*Saved data entries*.
-*-*-

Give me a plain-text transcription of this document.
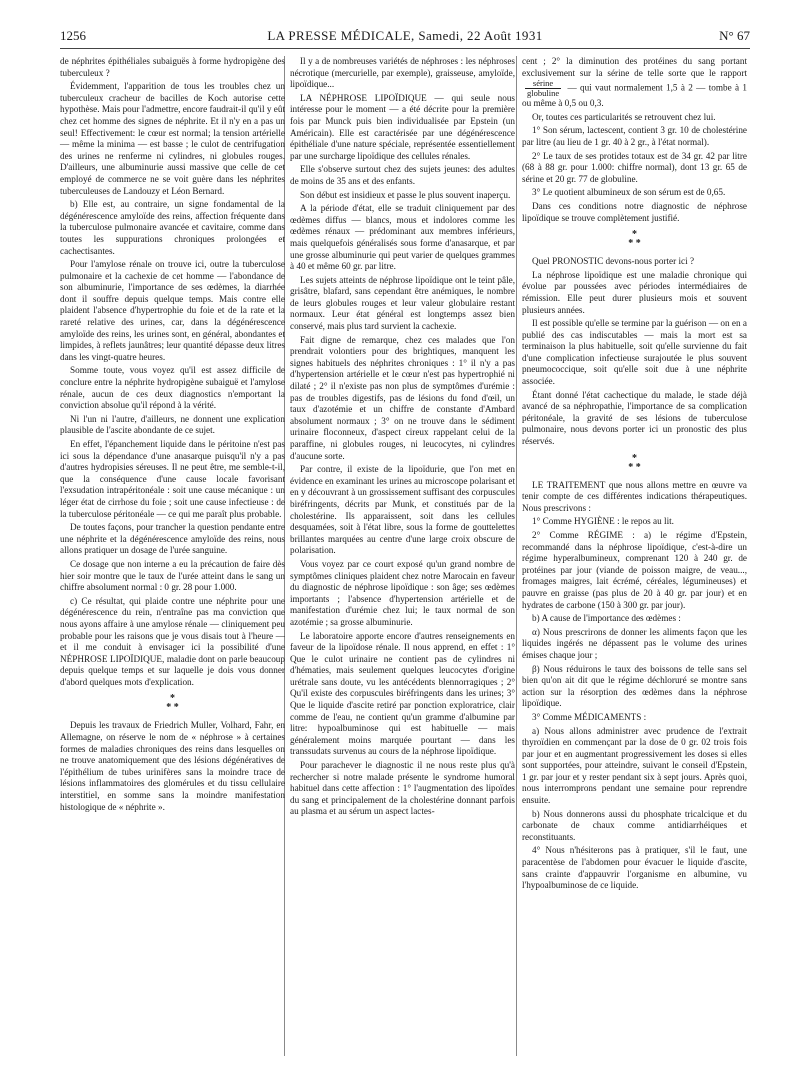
1256	LA PRESSE MÉDICALE, Samedi, 22 Août 1931	N° 67

de néphrites épithéliales subaiguës à forme hydropigène des tuberculeux ?

Évidemment, l'apparition de tous les troubles chez un tuberculeux cracheur de bacilles de Koch autorise cette hypothèse. Mais pour l'admettre, encore faudrait-il qu'il y eût chez cet homme des signes de néphrite. Et il n'y en a pas un seul! Effectivement: le cœur est normal; la tension artérielle — même la minima — est basse ; le culot de centrifugation des urines ne renferme ni cylindres, ni globules rouges. D'ailleurs, une albuminurie aussi massive que celle de cet employé de commerce ne se voit guère dans les néphrites tuberculeuses de Landouzy et Léon Bernard.

b) Elle est, au contraire, un signe fondamental de la dégénérescence amyloïde des reins, affection fréquente dans la tuberculose pulmonaire avancée et cavitaire, comme dans toutes les suppurations chroniques prolongées et cachectisantes.

Pour l'amylose rénale on trouve ici, outre la tuberculose pulmonaire et la cachexie de cet homme — l'abondance de son albuminurie, l'importance de ses œdèmes, la diarrhée dont il souffre depuis quelque temps. Mais contre elle plaident l'absence d'hypertrophie du foie et de la rate et la rareté relative des urines, car, dans la dégénérescence amyloïde des reins, les urines sont, en général, abondantes et limpides, à reflets jaunâtres; leur quantité dépasse deux litres dans les vingt-quatre heures.

Somme toute, vous voyez qu'il est assez difficile de conclure entre la néphrite hydropigène subaiguë et l'amylose rénale, aucun de ces deux diagnostics n'emportant la conviction absolue qu'il répond à la vérité.

Ni l'un ni l'autre, d'ailleurs, ne donnent une explication plausible de l'ascite abondante de ce sujet.

En effet, l'épanchement liquide dans le péritoine n'est pas ici sous la dépendance d'une anasarque puisqu'il n'y a pas d'autres hydropisies séreuses. Il ne peut être, me semble-t-il, que la conséquence d'une cause locale favorisant l'exsudation intrapéritonéale : soit une cause mécanique : un léger état de cirrhose du foie ; soit une cause infectieuse : de la tuberculose péritonéale — ce qui me paraît plus probable.

De toutes façons, pour trancher la question pendante entre une néphrite et la dégénérescence amyloïde des reins, nous allons pratiquer un dosage de l'urée sanguine.

Ce dosage que non interne a eu la précaution de faire dès hier soir montre que le taux de l'urée atteint dans le sang un chiffre absolument normal : 0 gr. 28 pour 1.000.

c) Ce résultat, qui plaide contre une néphrite pour une dégénérescence du rein, n'entraîne pas ma conviction que nous ayons affaire à une amylose rénale — cliniquement peu probable pour les raisons que je vous disais tout à l'heure — et il me conduit à envisager ici la possibilité d'une NÉPHROSE LIPOÏDIQUE, maladie dont on parle beaucoup depuis quelque temps et sur laquelle je dois vous donner d'abord quelques mots d'explication.

*
* *

Depuis les travaux de Friedrich Muller, Volhard, Fahr, en Allemagne, on réserve le nom de « néphrose » à certaines formes de maladies chroniques des reins dans lesquelles on ne trouve anatomiquement que des lésions dégénératives de l'épithélium de tubes urinifères sans la moindre trace de lésions inflammatoires des glomérules et du tissu cellulaire interstitiel, en somme sans la moindre manifestation histologique de « néphrite ».

Il y a de nombreuses variétés de néphroses : les néphroses nécrotique (mercurielle, par exemple), graisseuse, amyloïde, lipoïdique...

LA NÉPHROSE LIPOÏDIQUE — qui seule nous intéresse pour le moment — a été décrite pour la première fois par Munck puis bien individualisée par Epstein (un Américain). Elle est caractérisée par une dégénérescence épithéliale d'une nature spéciale, représentée essentiellement par une surcharge lipoïdique des cellules rénales.

Elle s'observe surtout chez des sujets jeunes: des adultes de moins de 35 ans et des enfants.

Son début est insidieux et passe le plus souvent inaperçu.

A la période d'état, elle se traduit cliniquement par des œdèmes diffus — blancs, mous et indolores comme les œdèmes rénaux — prédominant aux membres inférieurs, mais quelquefois généralisés sous forme d'anasarque, et par une grosse albuminurie qui peut varier de quelques grammes à 40 et même 60 gr. par litre.

Les sujets atteints de néphrose lipoïdique ont le teint pâle, grisâtre, blafard, sans cependant être anémiques, le nombre de leurs globules rouges et leur valeur globulaire restant normaux. Leur état général est longtemps assez bien conservé, mais plus tard survient la cachexie.

Fait digne de remarque, chez ces malades que l'on prendrait volontiers pour des brightiques, manquent les signes habituels des néphrites chroniques : 1° il n'y a pas d'hypertension artérielle et le cœur n'est pas hypertrophié ni dilaté ; 2° il n'existe pas non plus de symptômes d'urémie : pas de troubles digestifs, pas de lésions du fond d'œil, un taux d'azotémie et un chiffre de constante d'Ambard absolument normaux ; 3° on ne trouve dans le sédiment urinaire floconneux, d'aspect cireux rappelant celui de la paraffine, ni globules rouges, ni leucocytes, ni cylindres d'aucune sorte.

Par contre, il existe de la lipoïdurie, que l'on met en évidence en examinant les urines au microscope polarisant et en y découvrant à un grossissement suffisant des corpuscules biréfringents, décrits par Munk, et constitués par de la cholestérine. Ils apparaissent, soit dans les cellules desquamées, soit à l'état libre, sous la forme de gouttelettes brillantes marquées au centre d'une large croix obscure de polarisation.

Vous voyez par ce court exposé qu'un grand nombre de symptômes cliniques plaident chez notre Marocain en faveur du diagnostic de néphrose lipoïdique : son âge; ses œdèmes importants ; l'absence d'hypertension artérielle et de manifestation d'urémie chez lui; le taux normal de son azotémie ; sa grosse albuminurie.

Le laboratoire apporte encore d'autres renseignements en faveur de la lipoïdose rénale. Il nous apprend, en effet : 1° Que le culot urinaire ne contient pas de cylindres ni d'hématies, mais seulement quelques leucocytes d'origine urétrale sans doute, vu les antécédents blennorragiques ; 2° Qu'il existe des corpuscules biréfringents dans les urines; 3° Que le liquide d'ascite retiré par ponction exploratrice, clair comme de l'eau, ne contient qu'un gramme d'albumine par litre: hypoalbuminose qui est habituelle — mais généralement moins marquée pourtant — dans les transsudats survenus au cours de la néphrose lipoïdique.

Pour parachever le diagnostic il ne nous reste plus qu'à rechercher si notre malade présente le syndrome humoral habituel dans cette affection : 1° l'augmentation des lipoïdes du sang et principalement de la cholestérine donnant parfois au plasma et au sérum un aspect lactes-

cent ; 2° la diminution des protéines du sang portant exclusivement sur la sérine de telle sorte que le rapport
$\frac{\text{sérine}}{\text{globuline}}$ — qui vaut normalement 1,5 à 2 — tombe à 1 ou même à 0,5 ou 0,3.

Or, toutes ces particularités se retrouvent chez lui.

1° Son sérum, lactescent, contient 3 gr. 10 de cholestérine par litre (au lieu de 1 gr. 40 à 2 gr., à l'état normal).

2° Le taux de ses protides totaux est de 34 gr. 42 par litre (68 à 88 gr. pour 1.000: chiffre normal), dont 13 gr. 65 de sérine et 20 gr. 77 de globuline.

3° Le quotient albumineux de son sérum est de 0,65.

Dans ces conditions notre diagnostic de néphrose lipoïdique se trouve complètement justifié.

*
* *

Quel PRONOSTIC devons-nous porter ici ?

La néphrose lipoïdique est une maladie chronique qui évolue par poussées avec périodes intermédiaires de rémission. Elle peut durer plusieurs mois et souvent plusieurs années.

Il est possible qu'elle se termine par la guérison — on en a publié des cas indiscutables — mais la mort est sa terminaison la plus habituelle, soit qu'elle survienne du fait d'une complication infectieuse surajoutée le plus souvent pneumococcique, soit qu'elle soit due à une néphrite associée.

Étant donné l'état cachectique du malade, le stade déjà avancé de sa néphropathie, l'importance de sa complication péritonéale, la gravité de ses lésions de tuberculose pulmonaire, nous devons porter ici un pronostic des plus réservés.

*
* *

LE TRAITEMENT que nous allons mettre en œuvre va tenir compte de ces différentes indications thérapeutiques. Nous prescrivons :

1° Comme HYGIÈNE : le repos au lit.

2° Comme RÉGIME : a) le régime d'Epstein, recommandé dans la néphrose lipoïdique, c'est-à-dire un régime hyperalbumineux, comprenant 120 à 240 gr. de protéines par jour (viande de poisson maigre, de veau..., fromages maigres, lait écrémé, céréales, légumineuses) et pauvre en graisse (pas plus de 20 à 40 gr. par jour) et en hydrates de carbone (150 à 300 gr. par jour).

b) A cause de l'importance des œdèmes :

α) Nous prescrirons de donner les aliments façon que les liquides ingérés ne dépassent pas le volume des urines émises chaque jour ;

β) Nous réduirons le taux des boissons de telle sans sel bien qu'on ait dit que le régime déchloruré se montre sans action sur la résorption des œdèmes dans la néphrose lipoïdique.

3° Comme MÉDICAMENTS :

a) Nous allons administrer avec prudence de l'extrait thyroïdien en commençant par la dose de 0 gr. 02 trois fois par jour et en augmentant progressivement les doses si elles sont supportées, pour atteindre, suivant le conseil d'Epstein, 1 gr. par jour et y rester pendant six à sept jours. Après quoi, nous interromprons pendant une semaine pour reprendre ensuite.

b) Nous donnerons aussi du phosphate tricalcique et du carbonate de chaux comme antidiarrhéiques et reconstituants.

4° Nous n'hésiterons pas à pratiquer, s'il le faut, une paracentèse de l'abdomen pour évacuer le liquide d'ascite, sans crainte d'appauvrir l'organisme en albumine, vu l'hypoalbuminose de ce liquide.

-*-*-

*TASK DESCRIPTION*. Find how many lines of the listing include the string "encore" and give that number, nothing else.

*FULL ANSWER*. 2